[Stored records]
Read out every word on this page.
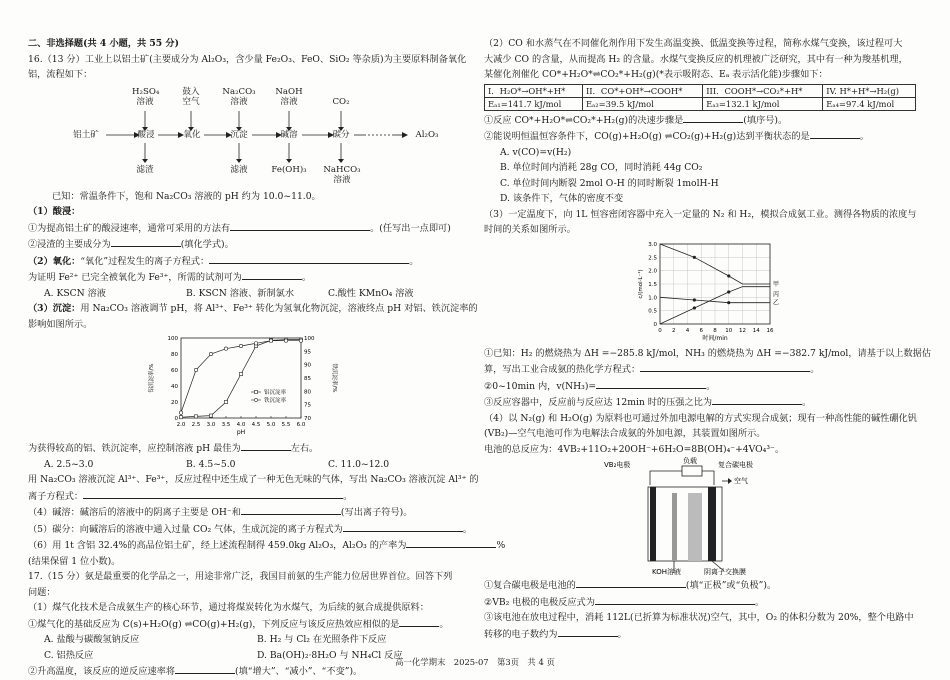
二、非选择题(共 4 小题，共 55 分)
16.（13 分）工业上以铝土矿(主要成分为 Al₂O₃，含少量 Fe₂O₃、FeO、SiO₂ 等杂质)为主要原料制备氧化
铝，流程如下：
H₂SO₄
溶液
鼓入
空气
Na₂CO₃
溶液
NaOH
溶液	CO₂
铝土矿	酸浸	氧化	沉淀	碱溶	碳分	Al₂O₃
滤渣	滤液	Fe(OH)₃ NaHCO₃
溶液
已知：常温条件下，饱和 Na₂CO₃ 溶液的 pH 约为 10.0~11.0。
（1）酸浸：
①为提高铝土矿的酸浸速率，通常可采用的方法有	。(任写出一点即可)
②浸渣的主要成分为	(填化学式)。
（2）氧化：“氧化”过程发生的离子方程式：	。
为证明 Fe²⁺ 已完全被氧化为 Fe³⁺，所需的试剂可为	。
A. KSCN 溶液	B. KSCN 溶液、新制氯水	C.酸性 KMnO₄ 溶液
（3）沉淀：用 Na₂CO₃ 溶液调节 pH，将 Al³⁺、Fe³⁺ 转化为氢氧化物沉淀，溶液终点 pH 对铝、铁沉淀率的
影响如图所示。
2.0 2.5 3.0 3.5 4.0 4.5 5.0 5.5 6.0
0
20
40
60
80
100
70
75
80
85
90
95
100
pH
铝沉淀率/%	铁沉淀率/%
铝沉淀率
铁沉淀率
为获得较高的铝、铁沉淀率，应控制溶液 pH 最佳为	左右。
A. 2.5~3.0	B. 4.5~5.0	C. 11.0~12.0
用 Na₂CO₃ 溶液沉淀 Al³⁺、Fe³⁺，反应过程中还生成了一种无色无味的气体，写出 Na₂CO₃ 溶液沉淀 Al³⁺ 的
离子方程式：	。
（4）碱溶：碱溶后的溶液中的阴离子主要是 OH⁻和	(写出离子符号)。
（5）碳分：向碱溶后的溶液中通入过量 CO₂ 气体，生成沉淀的离子方程式为	。
（6）用 1t 含铝 32.4%的高品位铝土矿，经上述流程制得 459.0kg Al₂O₃，Al₂O₃ 的产率为	%
(结果保留 1 位小数)。
17.（15 分）氨是最重要的化学品之一，用途非常广泛，我国目前氨的生产能力位居世界首位。回答下列
问题：
（1）煤气化技术是合成氨生产的核心环节，通过将煤炭转化为水煤气，为后续的氨合成提供原料：
①煤气化的基础反应为 C(s)+H₂O(g) ⇌CO(g)+H₂(g)，下列反应与该反应热效应相似的是	。
A. 盐酸与碳酸氢钠反应	B. H₂ 与 Cl₂ 在光照条件下反应
C. 铝热反应	D. Ba(OH)₂·8H₂O 与 NH₄Cl 反应
②升高温度，该反应的逆反应速率将	(填“增大”、“减小”、“不变”)。
（2）CO 和水蒸气在不同催化剂作用下发生高温变换、低温变换等过程，简称水煤气变换，该过程可大
大减少 CO 的含量，从而提高 H₂ 的含量。水煤气变换反应的机理被广泛研究，其中有一种为羧基机理，
某催化剂催化 CO*+H₂O*⇌CO₂*+H₂(g)(*表示吸附态、Eₐ 表示活化能)步骤如下：
I．H₂O*→OH*+H*	II．CO*+OH*→COOH*	III．COOH*→CO₂*+H*	IV. H*+H*→H₂(g)
Eₐ₁=141.7 kJ/mol	Eₐ₂=39.5 kJ/mol	Eₐ₃=132.1 kJ/mol	Eₐ₄=97.4 kJ/mol
①反应 CO*+H₂O*⇌CO₂*+H₂(g)的决速步骤是	(填序号)。
②能说明恒温恒容条件下，CO(g)+H₂O(g) ⇌CO₂(g)+H₂(g)达到平衡状态的是	。
A. v(CO)=v(H₂)
B. 单位时间内消耗 28g CO，同时消耗 44g CO₂
C. 单位时间内断裂 2mol O-H 的同时断裂 1molH-H
D. 该条件下，气体的密度不变
（3）一定温度下，向 1L 恒容密闭容器中充入一定量的 N₂ 和 H₂，模拟合成氨工业。测得各物质的浓度与
时间的关系如图所示。
0 2 4 6 8 10 12 14 16
0
0.5
1.0
1.5
2.0
2.5
3.0
时间/min
c/(mol·L⁻¹)	甲
乙
丙
①已知：H₂ 的燃烧热为 ΔH =−285.8 kJ/mol，NH₃ 的燃烧热为 ΔH =−382.7 kJ/mol，请基于以上数据估
算，写出工业合成氨的热化学方程式：	。
②0~10min 内，v(NH₃)=	。
③反应容器中，反应前与反应达 12min 时的压强之比为	。
（4）以 N₂(g) 和 H₂O(g) 为原料也可通过外加电源电解的方式实现合成氨；现有一种高性能的碱性硼化钒
(VB₂)—空气电池可作为电解法合成氨的外加电源，其装置如图所示。
电池的总反应为：4VB₂+11O₂+20OH⁻+6H₂O=8B(OH)₄⁻+4VO₄³⁻。
VB₂电极	负载	复合碳电极
空气
KOH溶液	阴离子交换膜
①复合碳电极是电池的	(填“正极”或“负极”)。
②VB₂ 电极的电极反应式为	。
③该电池在放电过程中，消耗 112L(已折算为标准状况)空气，其中，O₂ 的体积分数为 20%，整个电路中
转移的电子数约为	。
高一化学期末　2025-07　第3页　共 4 页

◆ **What to produce**
Transcribe the whole listing, character for character, but not its images.

◆ **Task result**
Read out every word on this page.
二、非选择题(共 4 小题，共 55 分)
16.（13 分）工业上以铝土矿(主要成分为 Al₂O₃，含少量 Fe₂O₃、FeO、SiO₂ 等杂质)为主要原料制备氧化
铝，流程如下：
H₂SO₄
溶液
鼓入
空气
Na₂CO₃
溶液
NaOH
溶液	CO₂
铝土矿	酸浸	氧化	沉淀	碱溶	碳分	Al₂O₃
滤渣	滤液	Fe(OH)₃ NaHCO₃
溶液
已知：常温条件下，饱和 Na₂CO₃ 溶液的 pH 约为 10.0~11.0。
（1）酸浸：
①为提高铝土矿的酸浸速率，通常可采用的方法有	。(任写出一点即可)
②浸渣的主要成分为	(填化学式)。
（2）氧化：“氧化”过程发生的离子方程式：	。
为证明 Fe²⁺ 已完全被氧化为 Fe³⁺，所需的试剂可为	。
A. KSCN 溶液	B. KSCN 溶液、新制氯水	C.酸性 KMnO₄ 溶液
（3）沉淀：用 Na₂CO₃ 溶液调节 pH，将 Al³⁺、Fe³⁺ 转化为氢氧化物沉淀，溶液终点 pH 对铝、铁沉淀率的
影响如图所示。
2.0 2.5 3.0 3.5 4.0 4.5 5.0 5.5 6.0
0
20
40
60
80
100
70
75
80
85
90
95
100
pH
铝沉淀率/%	铁沉淀率/%
铝沉淀率
铁沉淀率
为获得较高的铝、铁沉淀率，应控制溶液 pH 最佳为	左右。
A. 2.5~3.0	B. 4.5~5.0	C. 11.0~12.0
用 Na₂CO₃ 溶液沉淀 Al³⁺、Fe³⁺，反应过程中还生成了一种无色无味的气体，写出 Na₂CO₃ 溶液沉淀 Al³⁺ 的
离子方程式：	。
（4）碱溶：碱溶后的溶液中的阴离子主要是 OH⁻和	(写出离子符号)。
（5）碳分：向碱溶后的溶液中通入过量 CO₂ 气体，生成沉淀的离子方程式为	。
（6）用 1t 含铝 32.4%的高品位铝土矿，经上述流程制得 459.0kg Al₂O₃，Al₂O₃ 的产率为	%
(结果保留 1 位小数)。
17.（15 分）氨是最重要的化学品之一，用途非常广泛，我国目前氨的生产能力位居世界首位。回答下列
问题：
（1）煤气化技术是合成氨生产的核心环节，通过将煤炭转化为水煤气，为后续的氨合成提供原料：
①煤气化的基础反应为 C(s)+H₂O(g) ⇌CO(g)+H₂(g)，下列反应与该反应热效应相似的是	。
A. 盐酸与碳酸氢钠反应	B. H₂ 与 Cl₂ 在光照条件下反应
C. 铝热反应	D. Ba(OH)₂·8H₂O 与 NH₄Cl 反应
②升高温度，该反应的逆反应速率将	(填“增大”、“减小”、“不变”)。
（2）CO 和水蒸气在不同催化剂作用下发生高温变换、低温变换等过程，简称水煤气变换，该过程可大
大减少 CO 的含量，从而提高 H₂ 的含量。水煤气变换反应的机理被广泛研究，其中有一种为羧基机理，
某催化剂催化 CO*+H₂O*⇌CO₂*+H₂(g)(*表示吸附态、Eₐ 表示活化能)步骤如下：
I．H₂O*→OH*+H*	II．CO*+OH*→COOH*	III．COOH*→CO₂*+H*	IV. H*+H*→H₂(g)
Eₐ₁=141.7 kJ/mol	Eₐ₂=39.5 kJ/mol	Eₐ₃=132.1 kJ/mol	Eₐ₄=97.4 kJ/mol
①反应 CO*+H₂O*⇌CO₂*+H₂(g)的决速步骤是	(填序号)。
②能说明恒温恒容条件下，CO(g)+H₂O(g) ⇌CO₂(g)+H₂(g)达到平衡状态的是	。
A. v(CO)=v(H₂)
B. 单位时间内消耗 28g CO，同时消耗 44g CO₂
C. 单位时间内断裂 2mol O-H 的同时断裂 1molH-H
D. 该条件下，气体的密度不变
（3）一定温度下，向 1L 恒容密闭容器中充入一定量的 N₂ 和 H₂，模拟合成氨工业。测得各物质的浓度与
时间的关系如图所示。
0 2 4 6 8 10 12 14 16
0
0.5
1.0
1.5
2.0
2.5
3.0
时间/min
c/(mol·L⁻¹)	甲
乙
丙
①已知：H₂ 的燃烧热为 ΔH =−285.8 kJ/mol，NH₃ 的燃烧热为 ΔH =−382.7 kJ/mol，请基于以上数据估
算，写出工业合成氨的热化学方程式：	。
②0~10min 内，v(NH₃)=	。
③反应容器中，反应前与反应达 12min 时的压强之比为	。
（4）以 N₂(g) 和 H₂O(g) 为原料也可通过外加电源电解的方式实现合成氨；现有一种高性能的碱性硼化钒
(VB₂)—空气电池可作为电解法合成氨的外加电源，其装置如图所示。
电池的总反应为：4VB₂+11O₂+20OH⁻+6H₂O=8B(OH)₄⁻+4VO₄³⁻。
VB₂电极	负载	复合碳电极
空气
KOH溶液	阴离子交换膜
①复合碳电极是电池的	(填“正极”或“负极”)。
②VB₂ 电极的电极反应式为	。
③该电池在放电过程中，消耗 112L(已折算为标准状况)空气，其中，O₂ 的体积分数为 20%，整个电路中
转移的电子数约为	。
高一化学期末　2025-07　第3页　共 4 页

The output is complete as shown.